### Set exercise:
Check every line below for the word "JSON" and copy the ones that have it.

## Begin Entries supplied

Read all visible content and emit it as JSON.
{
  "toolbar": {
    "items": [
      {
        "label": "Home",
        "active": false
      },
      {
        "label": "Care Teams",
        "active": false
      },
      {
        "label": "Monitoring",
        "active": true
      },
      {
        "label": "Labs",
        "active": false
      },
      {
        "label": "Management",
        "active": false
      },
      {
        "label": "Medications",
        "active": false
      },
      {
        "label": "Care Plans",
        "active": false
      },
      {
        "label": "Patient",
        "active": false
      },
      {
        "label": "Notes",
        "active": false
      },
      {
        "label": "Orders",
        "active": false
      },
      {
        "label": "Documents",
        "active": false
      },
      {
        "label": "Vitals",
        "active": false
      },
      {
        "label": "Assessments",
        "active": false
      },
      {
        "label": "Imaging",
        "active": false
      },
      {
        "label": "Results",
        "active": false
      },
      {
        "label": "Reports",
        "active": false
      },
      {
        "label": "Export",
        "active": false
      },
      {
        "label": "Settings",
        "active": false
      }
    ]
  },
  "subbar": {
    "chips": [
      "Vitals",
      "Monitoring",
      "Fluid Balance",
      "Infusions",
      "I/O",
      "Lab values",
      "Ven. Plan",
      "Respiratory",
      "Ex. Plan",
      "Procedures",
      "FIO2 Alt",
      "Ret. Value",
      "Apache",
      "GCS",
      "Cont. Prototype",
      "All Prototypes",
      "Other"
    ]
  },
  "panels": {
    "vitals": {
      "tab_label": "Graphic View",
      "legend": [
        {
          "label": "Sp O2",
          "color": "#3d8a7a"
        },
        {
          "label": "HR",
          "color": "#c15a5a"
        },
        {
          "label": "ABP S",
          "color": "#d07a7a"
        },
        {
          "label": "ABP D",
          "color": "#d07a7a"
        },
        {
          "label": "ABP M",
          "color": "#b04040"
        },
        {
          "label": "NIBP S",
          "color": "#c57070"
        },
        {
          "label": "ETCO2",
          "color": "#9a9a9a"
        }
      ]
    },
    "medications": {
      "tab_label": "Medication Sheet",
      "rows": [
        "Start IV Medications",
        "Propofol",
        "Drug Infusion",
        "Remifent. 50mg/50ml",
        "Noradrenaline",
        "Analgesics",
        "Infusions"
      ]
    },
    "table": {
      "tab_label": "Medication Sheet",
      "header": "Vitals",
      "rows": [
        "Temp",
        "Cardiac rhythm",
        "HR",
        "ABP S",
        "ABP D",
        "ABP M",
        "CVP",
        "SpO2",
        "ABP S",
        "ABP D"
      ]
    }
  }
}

## End Entries supplied
## Begin Entries supplied

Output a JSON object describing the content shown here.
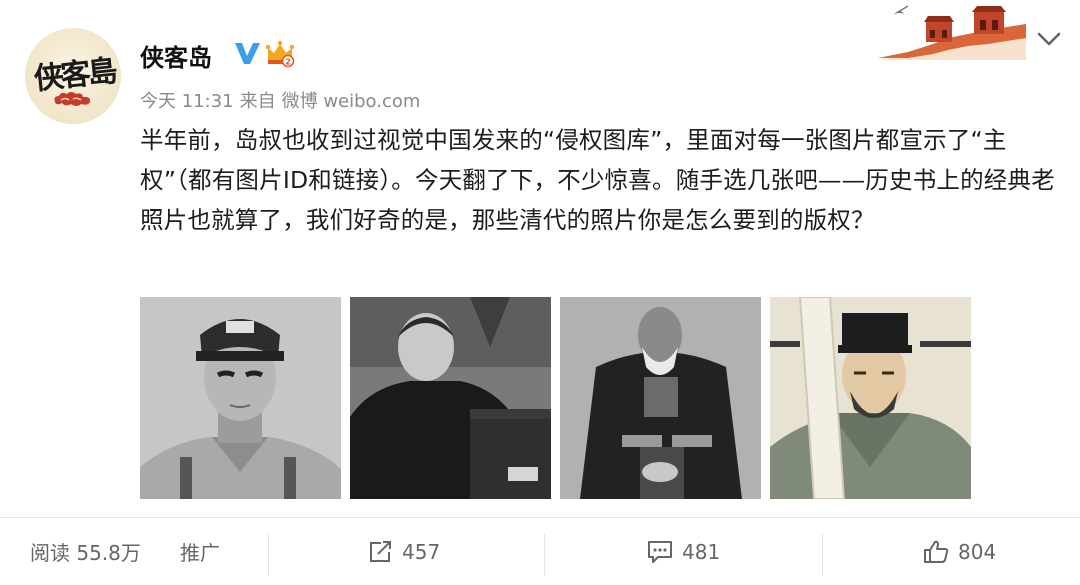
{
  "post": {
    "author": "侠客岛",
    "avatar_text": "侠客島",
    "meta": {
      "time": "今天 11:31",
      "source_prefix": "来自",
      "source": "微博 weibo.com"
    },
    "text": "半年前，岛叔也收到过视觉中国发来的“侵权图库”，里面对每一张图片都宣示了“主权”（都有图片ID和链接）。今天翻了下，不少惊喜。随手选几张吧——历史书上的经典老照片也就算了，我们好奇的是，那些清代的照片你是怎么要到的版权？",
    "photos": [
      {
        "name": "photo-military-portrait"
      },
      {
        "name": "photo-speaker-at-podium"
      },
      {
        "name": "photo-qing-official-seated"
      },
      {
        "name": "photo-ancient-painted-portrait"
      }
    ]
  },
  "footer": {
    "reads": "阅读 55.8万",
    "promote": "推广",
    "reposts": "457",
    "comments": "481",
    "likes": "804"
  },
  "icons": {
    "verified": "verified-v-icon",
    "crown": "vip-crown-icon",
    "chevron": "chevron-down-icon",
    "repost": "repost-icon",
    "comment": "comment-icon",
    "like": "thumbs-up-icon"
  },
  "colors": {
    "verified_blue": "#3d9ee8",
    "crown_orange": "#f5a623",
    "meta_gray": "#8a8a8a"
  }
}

## End Entries supplied

### Finished task:
Read all visible content and emit it as JSON.
Output a JSON object describing the content shown here.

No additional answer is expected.